YOUR INSTRUCTIONS: Transcribe every line exactly. Leave the pictures behind.

Records excerpted from a collection:
• • • • •

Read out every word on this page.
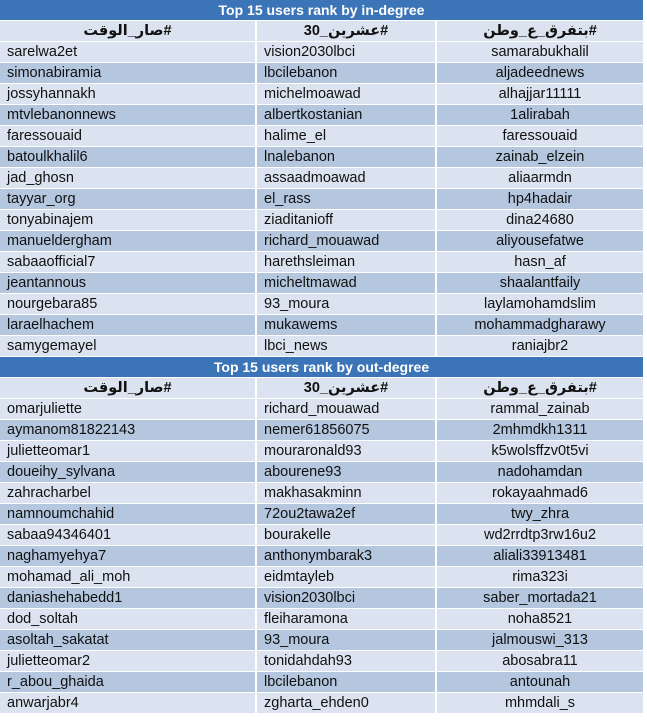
Top 15 users rank by in-degree
#صار_الوقت	#عشرين_30	#بتفرق_ع_وطن
sarelwa2et	vision2030lbci	samarabukhalil
simonabiramia	lbcilebanon	aljadeednews
jossyhannakh	michelmoawad	alhajjar11111
mtvlebanonnews	albertkostanian	1alirabah
faressouaid	halime_el	faressouaid
batoulkhalil6	lnalebanon	zainab_elzein
jad_ghosn	assaadmoawad	aliaarmdn
tayyar_org	el_rass	hp4hadair
tonyabinajem	ziaditanioff	dina24680
manueldergham	richard_mouawad	aliyousefatwe
sabaaofficial7	harethsleiman	hasn_af
jeantannous	micheltmawad	shaalantfaily
nourgebara85	93_moura	laylamohamdslim
laraelhachem	mukawems	mohammadgharawy
samygemayel	lbci_news	raniajbr2
Top 15 users rank by out-degree
#صار_الوقت	#عشرين_30	#بتفرق_ع_وطن
omarjuliette	richard_mouawad	rammal_zainab
aymanom81822143	nemer61856075	2mhmdkh1311
julietteomar1	mouraronald93	k5wolsffzv0t5vi
doueihy_sylvana	abourene93	nadohamdan
zahracharbel	makhasakminn	rokayaahmad6
namnoumchahid	72ou2tawa2ef	twy_zhra
sabaa94346401	bourakelle	wd2rrdtp3rw16u2
naghamyehya7	anthonymbarak3	aliali33913481
mohamad_ali_moh	eidmtayleb	rima323i
daniashehabedd1	vision2030lbci	saber_mortada21
dod_soltah	fleiharamona	noha8521
asoltah_sakatat	93_moura	jalmouswi_313
julietteomar2	tonidahdah93	abosabra11
r_abou_ghaida	lbcilebanon	antounah
anwarjabr4	zgharta_ehden0	mhmdali_s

• • • • •

COMPLETE RESPONSE:
Read out every word on this page.
Top 15 users rank by in-degree
#صار_الوقت	#عشرين_30	#بتفرق_ع_وطن
sarelwa2et	vision2030lbci	samarabukhalil
simonabiramia	lbcilebanon	aljadeednews
jossyhannakh	michelmoawad	alhajjar11111
mtvlebanonnews	albertkostanian	1alirabah
faressouaid	halime_el	faressouaid
batoulkhalil6	lnalebanon	zainab_elzein
jad_ghosn	assaadmoawad	aliaarmdn
tayyar_org	el_rass	hp4hadair
tonyabinajem	ziaditanioff	dina24680
manueldergham	richard_mouawad	aliyousefatwe
sabaaofficial7	harethsleiman	hasn_af
jeantannous	micheltmawad	shaalantfaily
nourgebara85	93_moura	laylamohamdslim
laraelhachem	mukawems	mohammadgharawy
samygemayel	lbci_news	raniajbr2
Top 15 users rank by out-degree
#صار_الوقت	#عشرين_30	#بتفرق_ع_وطن
omarjuliette	richard_mouawad	rammal_zainab
aymanom81822143	nemer61856075	2mhmdkh1311
julietteomar1	mouraronald93	k5wolsffzv0t5vi
doueihy_sylvana	abourene93	nadohamdan
zahracharbel	makhasakminn	rokayaahmad6
namnoumchahid	72ou2tawa2ef	twy_zhra
sabaa94346401	bourakelle	wd2rrdtp3rw16u2
naghamyehya7	anthonymbarak3	aliali33913481
mohamad_ali_moh	eidmtayleb	rima323i
daniashehabedd1	vision2030lbci	saber_mortada21
dod_soltah	fleiharamona	noha8521
asoltah_sakatat	93_moura	jalmouswi_313
julietteomar2	tonidahdah93	abosabra11
r_abou_ghaida	lbcilebanon	antounah
anwarjabr4	zgharta_ehden0	mhmdali_s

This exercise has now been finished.